══ Raw records ══

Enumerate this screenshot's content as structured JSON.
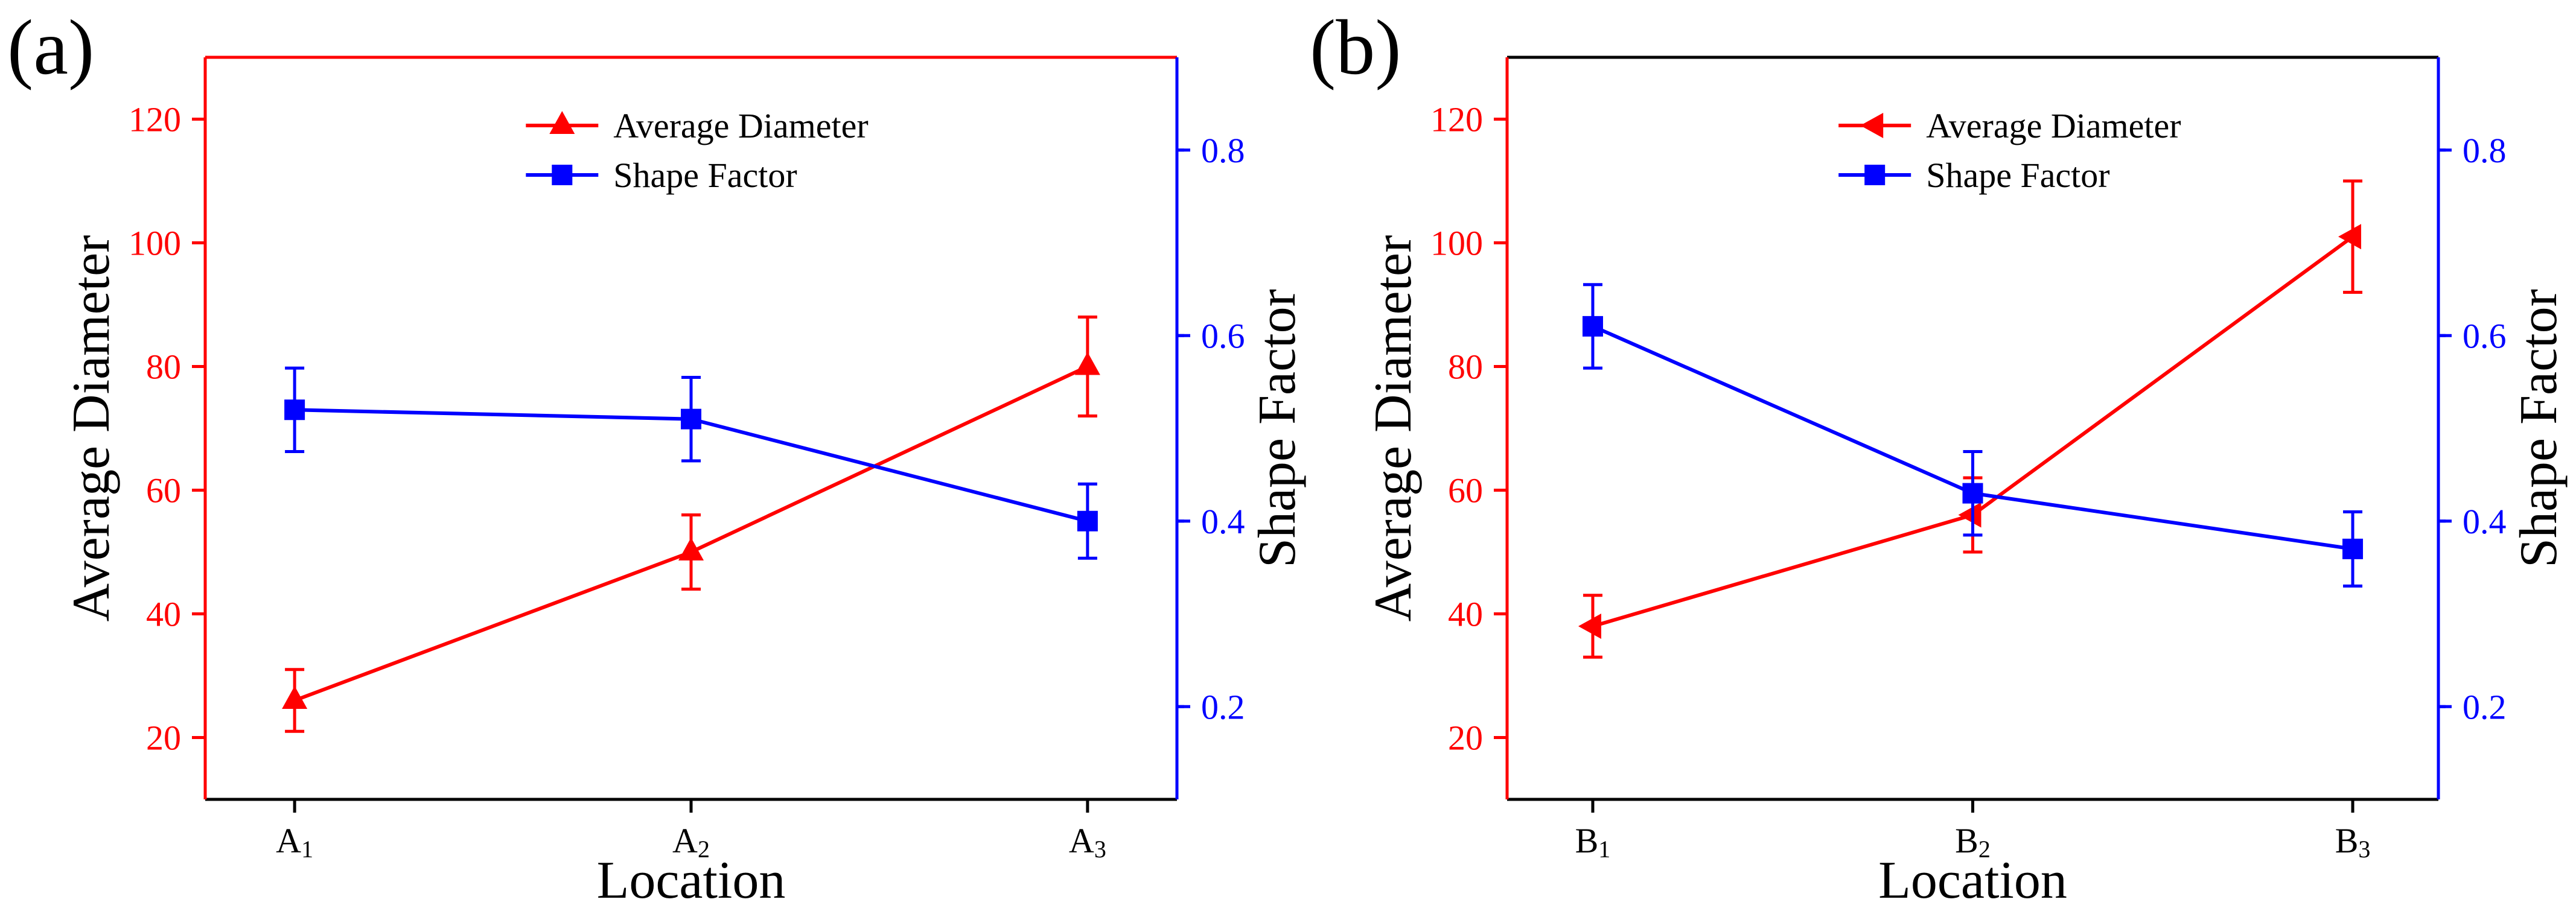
{
  "colors": {
    "red": "#ff0000",
    "blue": "#0000ff",
    "black": "#000000"
  },
  "chart_data": [
    {
      "panel_label": "(a)",
      "type": "line",
      "xlabel": "Location",
      "ylabel_left": "Average Diameter",
      "ylabel_right": "Shape Factor",
      "categories": [
        {
          "letter": "A",
          "sub": "1"
        },
        {
          "letter": "A",
          "sub": "2"
        },
        {
          "letter": "A",
          "sub": "3"
        }
      ],
      "ylim_left": [
        10,
        130
      ],
      "yticks_left": [
        20,
        40,
        60,
        80,
        100,
        120
      ],
      "ylim_right": [
        0.1,
        0.9
      ],
      "yticks_right": [
        "0.2",
        "0.4",
        "0.6",
        "0.8"
      ],
      "legend_position": "top-center",
      "series": [
        {
          "name": "Average Diameter",
          "axis": "left",
          "marker": "triangle-up",
          "color": "#ff0000",
          "values": [
            26,
            50,
            80
          ],
          "errors": [
            5,
            6,
            8
          ]
        },
        {
          "name": "Shape Factor",
          "axis": "right",
          "marker": "square",
          "color": "#0000ff",
          "values": [
            0.52,
            0.51,
            0.4
          ],
          "errors": [
            0.045,
            0.045,
            0.04
          ]
        }
      ]
    },
    {
      "panel_label": "(b)",
      "type": "line",
      "xlabel": "Location",
      "ylabel_left": "Average Diameter",
      "ylabel_right": "Shape Factor",
      "categories": [
        {
          "letter": "B",
          "sub": "1"
        },
        {
          "letter": "B",
          "sub": "2"
        },
        {
          "letter": "B",
          "sub": "3"
        }
      ],
      "ylim_left": [
        10,
        130
      ],
      "yticks_left": [
        20,
        40,
        60,
        80,
        100,
        120
      ],
      "ylim_right": [
        0.1,
        0.9
      ],
      "yticks_right": [
        "0.2",
        "0.4",
        "0.6",
        "0.8"
      ],
      "legend_position": "top-center",
      "series": [
        {
          "name": "Average Diameter",
          "axis": "left",
          "marker": "triangle-left",
          "color": "#ff0000",
          "values": [
            38,
            56,
            101
          ],
          "errors": [
            5,
            6,
            9
          ]
        },
        {
          "name": "Shape Factor",
          "axis": "right",
          "marker": "square",
          "color": "#0000ff",
          "values": [
            0.61,
            0.43,
            0.37
          ],
          "errors": [
            0.045,
            0.045,
            0.04
          ]
        }
      ]
    }
  ]
}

═══

Every record above should come back exactly, but without its pictures.

Enumerate this screenshot's content as structured JSON.
{
  "colors": {
    "red": "#ff0000",
    "blue": "#0000ff",
    "black": "#000000"
  },
  "chart_data": [
    {
      "panel_label": "(a)",
      "type": "line",
      "xlabel": "Location",
      "ylabel_left": "Average Diameter",
      "ylabel_right": "Shape Factor",
      "categories": [
        {
          "letter": "A",
          "sub": "1"
        },
        {
          "letter": "A",
          "sub": "2"
        },
        {
          "letter": "A",
          "sub": "3"
        }
      ],
      "ylim_left": [
        10,
        130
      ],
      "yticks_left": [
        20,
        40,
        60,
        80,
        100,
        120
      ],
      "ylim_right": [
        0.1,
        0.9
      ],
      "yticks_right": [
        "0.2",
        "0.4",
        "0.6",
        "0.8"
      ],
      "legend_position": "top-center",
      "series": [
        {
          "name": "Average Diameter",
          "axis": "left",
          "marker": "triangle-up",
          "color": "#ff0000",
          "values": [
            26,
            50,
            80
          ],
          "errors": [
            5,
            6,
            8
          ]
        },
        {
          "name": "Shape Factor",
          "axis": "right",
          "marker": "square",
          "color": "#0000ff",
          "values": [
            0.52,
            0.51,
            0.4
          ],
          "errors": [
            0.045,
            0.045,
            0.04
          ]
        }
      ]
    },
    {
      "panel_label": "(b)",
      "type": "line",
      "xlabel": "Location",
      "ylabel_left": "Average Diameter",
      "ylabel_right": "Shape Factor",
      "categories": [
        {
          "letter": "B",
          "sub": "1"
        },
        {
          "letter": "B",
          "sub": "2"
        },
        {
          "letter": "B",
          "sub": "3"
        }
      ],
      "ylim_left": [
        10,
        130
      ],
      "yticks_left": [
        20,
        40,
        60,
        80,
        100,
        120
      ],
      "ylim_right": [
        0.1,
        0.9
      ],
      "yticks_right": [
        "0.2",
        "0.4",
        "0.6",
        "0.8"
      ],
      "legend_position": "top-center",
      "series": [
        {
          "name": "Average Diameter",
          "axis": "left",
          "marker": "triangle-left",
          "color": "#ff0000",
          "values": [
            38,
            56,
            101
          ],
          "errors": [
            5,
            6,
            9
          ]
        },
        {
          "name": "Shape Factor",
          "axis": "right",
          "marker": "square",
          "color": "#0000ff",
          "values": [
            0.61,
            0.43,
            0.37
          ],
          "errors": [
            0.045,
            0.045,
            0.04
          ]
        }
      ]
    }
  ]
}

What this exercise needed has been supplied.